* _Entries_:
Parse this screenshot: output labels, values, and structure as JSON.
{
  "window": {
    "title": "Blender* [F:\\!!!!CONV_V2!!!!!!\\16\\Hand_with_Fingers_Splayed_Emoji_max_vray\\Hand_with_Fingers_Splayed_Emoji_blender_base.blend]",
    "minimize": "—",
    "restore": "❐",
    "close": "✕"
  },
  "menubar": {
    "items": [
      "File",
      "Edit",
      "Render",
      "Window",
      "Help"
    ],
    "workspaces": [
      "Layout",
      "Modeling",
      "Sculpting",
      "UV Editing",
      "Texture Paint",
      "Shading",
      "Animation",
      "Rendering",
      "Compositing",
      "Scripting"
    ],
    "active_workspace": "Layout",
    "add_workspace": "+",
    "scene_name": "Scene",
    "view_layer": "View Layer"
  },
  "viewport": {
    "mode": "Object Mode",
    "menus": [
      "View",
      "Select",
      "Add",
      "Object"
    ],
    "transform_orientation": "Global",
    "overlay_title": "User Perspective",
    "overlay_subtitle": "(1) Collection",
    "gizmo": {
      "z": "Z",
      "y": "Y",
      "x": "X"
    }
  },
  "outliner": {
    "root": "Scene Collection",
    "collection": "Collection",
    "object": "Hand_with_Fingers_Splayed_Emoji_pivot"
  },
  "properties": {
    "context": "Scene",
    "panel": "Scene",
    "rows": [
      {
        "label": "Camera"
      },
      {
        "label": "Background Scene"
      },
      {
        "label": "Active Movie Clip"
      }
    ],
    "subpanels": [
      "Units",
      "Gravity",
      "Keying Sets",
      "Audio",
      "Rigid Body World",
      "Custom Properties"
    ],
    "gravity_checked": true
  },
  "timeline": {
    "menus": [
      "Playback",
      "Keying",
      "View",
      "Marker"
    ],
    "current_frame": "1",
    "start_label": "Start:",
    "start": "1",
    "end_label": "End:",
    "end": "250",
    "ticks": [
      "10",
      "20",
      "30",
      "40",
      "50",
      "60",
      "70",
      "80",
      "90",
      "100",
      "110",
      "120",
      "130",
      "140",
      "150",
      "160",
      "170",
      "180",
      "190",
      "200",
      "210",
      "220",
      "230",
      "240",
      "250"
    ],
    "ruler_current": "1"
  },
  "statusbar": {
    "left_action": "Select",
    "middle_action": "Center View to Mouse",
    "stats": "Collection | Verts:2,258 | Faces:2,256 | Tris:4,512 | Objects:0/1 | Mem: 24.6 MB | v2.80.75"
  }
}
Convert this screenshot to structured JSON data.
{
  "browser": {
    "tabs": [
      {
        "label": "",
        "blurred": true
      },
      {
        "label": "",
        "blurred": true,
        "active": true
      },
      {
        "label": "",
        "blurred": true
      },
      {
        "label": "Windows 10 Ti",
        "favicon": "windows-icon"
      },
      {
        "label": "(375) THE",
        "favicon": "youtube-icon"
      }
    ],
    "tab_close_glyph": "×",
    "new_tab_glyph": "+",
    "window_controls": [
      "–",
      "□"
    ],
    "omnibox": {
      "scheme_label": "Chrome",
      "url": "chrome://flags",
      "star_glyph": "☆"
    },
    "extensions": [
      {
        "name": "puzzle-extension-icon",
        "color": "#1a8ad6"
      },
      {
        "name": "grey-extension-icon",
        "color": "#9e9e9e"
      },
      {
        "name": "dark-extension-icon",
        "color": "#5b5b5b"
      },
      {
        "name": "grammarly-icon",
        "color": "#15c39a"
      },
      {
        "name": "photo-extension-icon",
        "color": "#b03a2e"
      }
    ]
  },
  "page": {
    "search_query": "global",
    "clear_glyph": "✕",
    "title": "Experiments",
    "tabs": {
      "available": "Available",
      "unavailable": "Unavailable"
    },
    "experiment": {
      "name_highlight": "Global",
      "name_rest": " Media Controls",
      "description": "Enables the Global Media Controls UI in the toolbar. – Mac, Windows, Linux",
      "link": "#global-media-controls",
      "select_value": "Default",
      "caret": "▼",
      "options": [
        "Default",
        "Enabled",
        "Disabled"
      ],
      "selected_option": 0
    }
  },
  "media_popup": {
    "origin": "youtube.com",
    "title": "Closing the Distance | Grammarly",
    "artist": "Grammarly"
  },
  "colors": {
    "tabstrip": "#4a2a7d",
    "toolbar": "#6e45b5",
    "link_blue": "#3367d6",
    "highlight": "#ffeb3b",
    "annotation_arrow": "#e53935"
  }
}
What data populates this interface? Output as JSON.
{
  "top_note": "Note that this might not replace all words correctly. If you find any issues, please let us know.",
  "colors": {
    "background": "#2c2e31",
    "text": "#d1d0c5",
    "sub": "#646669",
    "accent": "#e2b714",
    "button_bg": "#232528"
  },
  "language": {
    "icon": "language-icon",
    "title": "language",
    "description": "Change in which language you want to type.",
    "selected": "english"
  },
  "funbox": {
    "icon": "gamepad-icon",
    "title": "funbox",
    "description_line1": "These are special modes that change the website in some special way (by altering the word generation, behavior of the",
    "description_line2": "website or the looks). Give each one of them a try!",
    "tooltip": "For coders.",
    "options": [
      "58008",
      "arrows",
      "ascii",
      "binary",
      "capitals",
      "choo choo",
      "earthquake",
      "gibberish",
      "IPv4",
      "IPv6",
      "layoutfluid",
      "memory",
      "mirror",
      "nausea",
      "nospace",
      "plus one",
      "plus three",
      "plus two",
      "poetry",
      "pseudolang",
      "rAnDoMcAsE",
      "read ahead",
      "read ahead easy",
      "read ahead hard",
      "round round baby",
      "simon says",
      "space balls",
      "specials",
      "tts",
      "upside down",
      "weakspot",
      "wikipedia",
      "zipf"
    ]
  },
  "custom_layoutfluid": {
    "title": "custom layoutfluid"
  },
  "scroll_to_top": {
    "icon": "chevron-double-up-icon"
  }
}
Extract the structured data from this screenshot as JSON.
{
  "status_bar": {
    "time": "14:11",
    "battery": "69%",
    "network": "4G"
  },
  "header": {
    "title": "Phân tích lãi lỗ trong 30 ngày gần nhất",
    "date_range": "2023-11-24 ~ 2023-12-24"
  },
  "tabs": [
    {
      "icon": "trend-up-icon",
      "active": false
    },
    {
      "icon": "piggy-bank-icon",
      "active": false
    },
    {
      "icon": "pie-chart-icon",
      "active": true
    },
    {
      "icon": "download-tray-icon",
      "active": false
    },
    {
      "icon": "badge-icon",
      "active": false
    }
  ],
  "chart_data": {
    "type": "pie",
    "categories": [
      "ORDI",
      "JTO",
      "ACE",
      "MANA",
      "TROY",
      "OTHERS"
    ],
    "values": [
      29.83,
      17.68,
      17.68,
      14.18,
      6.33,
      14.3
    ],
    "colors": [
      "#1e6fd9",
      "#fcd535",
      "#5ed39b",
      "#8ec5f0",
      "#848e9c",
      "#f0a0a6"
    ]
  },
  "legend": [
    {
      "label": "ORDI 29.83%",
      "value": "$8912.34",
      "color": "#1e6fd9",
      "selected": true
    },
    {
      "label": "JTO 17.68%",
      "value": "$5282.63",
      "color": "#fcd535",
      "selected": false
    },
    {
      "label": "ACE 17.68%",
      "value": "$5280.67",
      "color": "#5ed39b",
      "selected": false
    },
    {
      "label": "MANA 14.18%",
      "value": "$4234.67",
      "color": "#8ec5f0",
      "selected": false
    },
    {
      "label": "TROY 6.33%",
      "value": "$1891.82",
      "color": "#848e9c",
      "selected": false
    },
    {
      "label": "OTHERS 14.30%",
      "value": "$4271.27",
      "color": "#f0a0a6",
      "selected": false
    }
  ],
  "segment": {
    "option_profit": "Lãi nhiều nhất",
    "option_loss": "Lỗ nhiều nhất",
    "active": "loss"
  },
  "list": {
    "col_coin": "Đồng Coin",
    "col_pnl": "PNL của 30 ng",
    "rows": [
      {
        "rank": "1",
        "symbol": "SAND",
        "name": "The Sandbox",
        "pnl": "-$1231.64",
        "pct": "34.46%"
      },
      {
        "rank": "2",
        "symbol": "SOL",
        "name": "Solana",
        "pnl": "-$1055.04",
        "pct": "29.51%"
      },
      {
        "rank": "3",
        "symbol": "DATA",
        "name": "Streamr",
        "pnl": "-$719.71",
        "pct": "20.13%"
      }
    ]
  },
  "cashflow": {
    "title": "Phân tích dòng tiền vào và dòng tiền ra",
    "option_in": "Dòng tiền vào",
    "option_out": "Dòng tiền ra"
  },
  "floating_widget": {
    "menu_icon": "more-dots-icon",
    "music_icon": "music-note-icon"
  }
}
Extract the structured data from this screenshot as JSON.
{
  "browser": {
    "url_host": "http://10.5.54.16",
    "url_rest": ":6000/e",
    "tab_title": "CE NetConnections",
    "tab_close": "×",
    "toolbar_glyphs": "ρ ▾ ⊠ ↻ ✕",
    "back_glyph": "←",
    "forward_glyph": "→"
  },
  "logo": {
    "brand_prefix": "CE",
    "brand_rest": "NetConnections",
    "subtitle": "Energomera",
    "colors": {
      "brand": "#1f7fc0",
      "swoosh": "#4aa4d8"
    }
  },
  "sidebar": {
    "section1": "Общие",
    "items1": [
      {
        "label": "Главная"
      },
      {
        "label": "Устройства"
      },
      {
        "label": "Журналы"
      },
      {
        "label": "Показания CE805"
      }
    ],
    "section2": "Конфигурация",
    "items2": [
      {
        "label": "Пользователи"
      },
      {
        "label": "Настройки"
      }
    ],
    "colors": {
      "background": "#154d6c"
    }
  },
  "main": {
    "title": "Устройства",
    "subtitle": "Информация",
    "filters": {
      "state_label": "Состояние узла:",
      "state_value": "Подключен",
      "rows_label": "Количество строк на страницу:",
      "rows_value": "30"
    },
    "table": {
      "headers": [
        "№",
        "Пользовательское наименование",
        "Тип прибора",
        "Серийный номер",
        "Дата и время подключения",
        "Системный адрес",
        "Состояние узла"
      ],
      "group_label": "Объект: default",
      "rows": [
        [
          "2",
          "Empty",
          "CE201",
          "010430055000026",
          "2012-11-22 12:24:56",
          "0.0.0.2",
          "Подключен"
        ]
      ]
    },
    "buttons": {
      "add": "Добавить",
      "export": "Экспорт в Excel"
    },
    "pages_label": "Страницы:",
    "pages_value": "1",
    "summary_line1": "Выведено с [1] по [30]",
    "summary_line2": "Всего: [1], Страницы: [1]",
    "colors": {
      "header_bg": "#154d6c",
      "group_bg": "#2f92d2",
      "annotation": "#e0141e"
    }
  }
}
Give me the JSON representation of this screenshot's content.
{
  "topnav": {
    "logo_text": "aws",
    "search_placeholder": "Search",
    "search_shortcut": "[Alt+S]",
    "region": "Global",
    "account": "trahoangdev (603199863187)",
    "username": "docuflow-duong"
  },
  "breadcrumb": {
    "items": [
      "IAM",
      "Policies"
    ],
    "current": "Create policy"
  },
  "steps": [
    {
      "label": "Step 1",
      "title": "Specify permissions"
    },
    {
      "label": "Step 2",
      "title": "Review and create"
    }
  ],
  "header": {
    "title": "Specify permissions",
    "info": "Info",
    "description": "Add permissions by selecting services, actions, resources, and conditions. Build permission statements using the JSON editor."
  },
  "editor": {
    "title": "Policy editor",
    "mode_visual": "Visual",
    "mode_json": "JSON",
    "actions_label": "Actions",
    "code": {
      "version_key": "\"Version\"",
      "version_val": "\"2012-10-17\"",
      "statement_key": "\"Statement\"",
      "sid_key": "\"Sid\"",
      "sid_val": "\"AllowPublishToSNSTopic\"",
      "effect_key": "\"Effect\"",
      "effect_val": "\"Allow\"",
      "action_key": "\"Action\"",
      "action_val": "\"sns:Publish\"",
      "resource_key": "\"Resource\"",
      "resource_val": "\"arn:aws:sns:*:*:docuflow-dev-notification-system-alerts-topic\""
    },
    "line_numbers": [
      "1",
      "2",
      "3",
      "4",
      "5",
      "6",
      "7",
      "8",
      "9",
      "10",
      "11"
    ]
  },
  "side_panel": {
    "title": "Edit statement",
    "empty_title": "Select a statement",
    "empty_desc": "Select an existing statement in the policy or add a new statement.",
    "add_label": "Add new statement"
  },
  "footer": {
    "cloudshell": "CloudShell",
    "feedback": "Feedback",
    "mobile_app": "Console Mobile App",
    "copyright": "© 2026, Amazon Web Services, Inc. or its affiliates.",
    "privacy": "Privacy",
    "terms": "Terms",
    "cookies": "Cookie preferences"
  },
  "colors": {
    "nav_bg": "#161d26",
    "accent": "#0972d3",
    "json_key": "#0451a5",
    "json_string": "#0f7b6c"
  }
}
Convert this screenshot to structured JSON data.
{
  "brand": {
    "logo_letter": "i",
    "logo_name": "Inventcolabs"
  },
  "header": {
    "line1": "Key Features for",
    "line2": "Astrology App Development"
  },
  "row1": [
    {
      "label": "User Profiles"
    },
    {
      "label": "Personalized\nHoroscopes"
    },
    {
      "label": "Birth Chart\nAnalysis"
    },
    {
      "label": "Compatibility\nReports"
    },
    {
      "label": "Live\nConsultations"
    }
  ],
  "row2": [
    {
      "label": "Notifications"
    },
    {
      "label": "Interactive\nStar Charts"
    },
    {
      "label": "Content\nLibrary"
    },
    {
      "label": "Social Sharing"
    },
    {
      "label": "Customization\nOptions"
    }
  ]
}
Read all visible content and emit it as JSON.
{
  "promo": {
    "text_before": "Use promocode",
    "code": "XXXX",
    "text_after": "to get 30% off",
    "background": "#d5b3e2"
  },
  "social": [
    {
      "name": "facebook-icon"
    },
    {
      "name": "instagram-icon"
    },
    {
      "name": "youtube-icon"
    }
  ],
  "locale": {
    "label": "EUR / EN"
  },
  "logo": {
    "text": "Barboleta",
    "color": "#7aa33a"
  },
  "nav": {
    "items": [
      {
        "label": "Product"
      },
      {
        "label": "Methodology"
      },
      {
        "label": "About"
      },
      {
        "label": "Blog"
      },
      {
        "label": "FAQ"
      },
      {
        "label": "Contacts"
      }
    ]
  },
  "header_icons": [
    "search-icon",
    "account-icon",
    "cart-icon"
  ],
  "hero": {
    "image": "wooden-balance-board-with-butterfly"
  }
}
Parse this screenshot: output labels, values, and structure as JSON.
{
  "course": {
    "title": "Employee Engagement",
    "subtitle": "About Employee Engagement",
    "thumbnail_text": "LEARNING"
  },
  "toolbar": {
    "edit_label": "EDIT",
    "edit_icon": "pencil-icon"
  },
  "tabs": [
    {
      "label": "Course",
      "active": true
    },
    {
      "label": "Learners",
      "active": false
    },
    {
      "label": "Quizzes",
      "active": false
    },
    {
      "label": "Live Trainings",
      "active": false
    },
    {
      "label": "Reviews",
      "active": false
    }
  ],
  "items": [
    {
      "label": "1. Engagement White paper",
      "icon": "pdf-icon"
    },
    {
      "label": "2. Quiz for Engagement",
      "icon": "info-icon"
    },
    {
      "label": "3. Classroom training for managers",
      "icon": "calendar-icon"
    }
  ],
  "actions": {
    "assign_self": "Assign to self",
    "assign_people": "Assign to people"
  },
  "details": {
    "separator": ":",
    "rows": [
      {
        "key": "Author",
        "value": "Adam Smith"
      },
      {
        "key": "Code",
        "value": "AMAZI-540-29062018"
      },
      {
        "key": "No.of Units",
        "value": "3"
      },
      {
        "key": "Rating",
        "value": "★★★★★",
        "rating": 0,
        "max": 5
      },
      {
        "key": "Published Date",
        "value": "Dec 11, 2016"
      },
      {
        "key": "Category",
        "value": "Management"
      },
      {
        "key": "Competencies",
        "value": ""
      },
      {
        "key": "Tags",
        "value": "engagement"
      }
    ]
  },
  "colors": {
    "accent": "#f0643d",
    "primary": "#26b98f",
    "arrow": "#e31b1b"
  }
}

* _What is expected_:
Gather and copy every line of the data in which the string "Live" is found.

* _Exercise output_:
      "label": "Live\nConsultations"
      "label": "Live Trainings",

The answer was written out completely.